[Data entries]
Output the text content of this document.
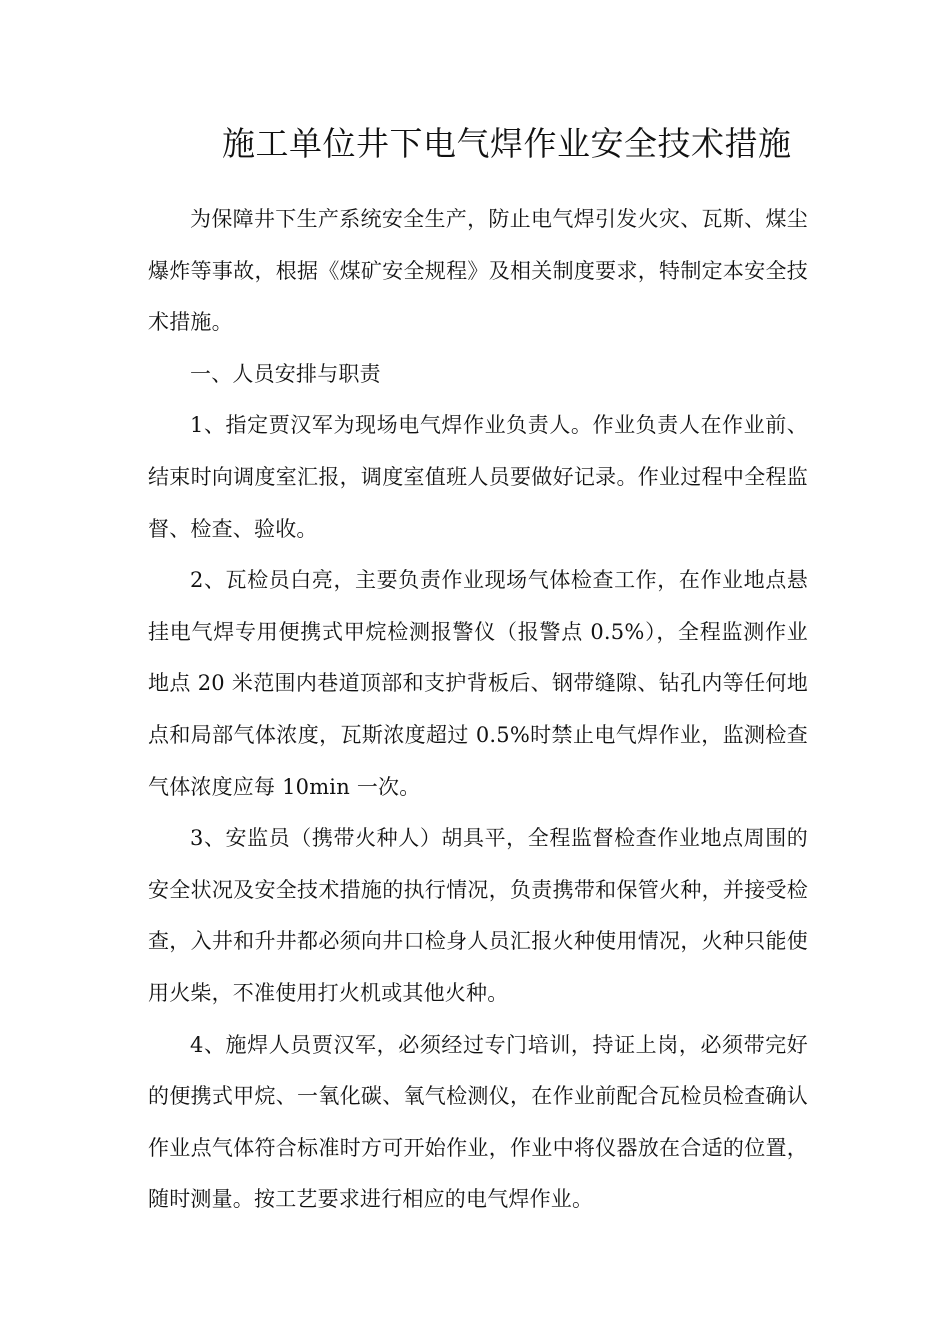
施工单位井下电气焊作业安全技术措施

为保障井下生产系统安全生产，防止电气焊引发火灾、瓦斯、煤尘爆炸等事故，根据《煤矿安全规程》及相关制度要求，特制定本安全技术措施。

一、人员安排与职责

1、指定贾汉军为现场电气焊作业负责人。作业负责人在作业前、结束时向调度室汇报，调度室值班人员要做好记录。作业过程中全程监督、检查、验收。

2、瓦检员白亮，主要负责作业现场气体检查工作，在作业地点悬挂电气焊专用便携式甲烷检测报警仪（报警点 0.5%），全程监测作业地点 20 米范围内巷道顶部和支护背板后、钢带缝隙、钻孔内等任何地点和局部气体浓度，瓦斯浓度超过 0.5%时禁止电气焊作业，监测检查气体浓度应每 10min 一次。

3、安监员（携带火种人）胡具平，全程监督检查作业地点周围的安全状况及安全技术措施的执行情况，负责携带和保管火种，并接受检查，入井和升井都必须向井口检身人员汇报火种使用情况，火种只能使用火柴，不准使用打火机或其他火种。

4、施焊人员贾汉军，必须经过专门培训，持证上岗，必须带完好的便携式甲烷、一氧化碳、氧气检测仪，在作业前配合瓦检员检查确认作业点气体符合标准时方可开始作业，作业中将仪器放在合适的位置，随时测量。按工艺要求进行相应的电气焊作业。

■ Required work
Print the entries above exactly, taking out only the pictures.

■ Exercise output
Output the text content of this document.
施工单位井下电气焊作业安全技术措施

为保障井下生产系统安全生产，防止电气焊引发火灾、瓦斯、煤尘爆炸等事故，根据《煤矿安全规程》及相关制度要求，特制定本安全技术措施。

一、人员安排与职责

1、指定贾汉军为现场电气焊作业负责人。作业负责人在作业前、结束时向调度室汇报，调度室值班人员要做好记录。作业过程中全程监督、检查、验收。

2、瓦检员白亮，主要负责作业现场气体检查工作，在作业地点悬挂电气焊专用便携式甲烷检测报警仪（报警点 0.5%），全程监测作业地点 20 米范围内巷道顶部和支护背板后、钢带缝隙、钻孔内等任何地点和局部气体浓度，瓦斯浓度超过 0.5%时禁止电气焊作业，监测检查气体浓度应每 10min 一次。

3、安监员（携带火种人）胡具平，全程监督检查作业地点周围的安全状况及安全技术措施的执行情况，负责携带和保管火种，并接受检查，入井和升井都必须向井口检身人员汇报火种使用情况，火种只能使用火柴，不准使用打火机或其他火种。

4、施焊人员贾汉军，必须经过专门培训，持证上岗，必须带完好的便携式甲烷、一氧化碳、氧气检测仪，在作业前配合瓦检员检查确认作业点气体符合标准时方可开始作业，作业中将仪器放在合适的位置，随时测量。按工艺要求进行相应的电气焊作业。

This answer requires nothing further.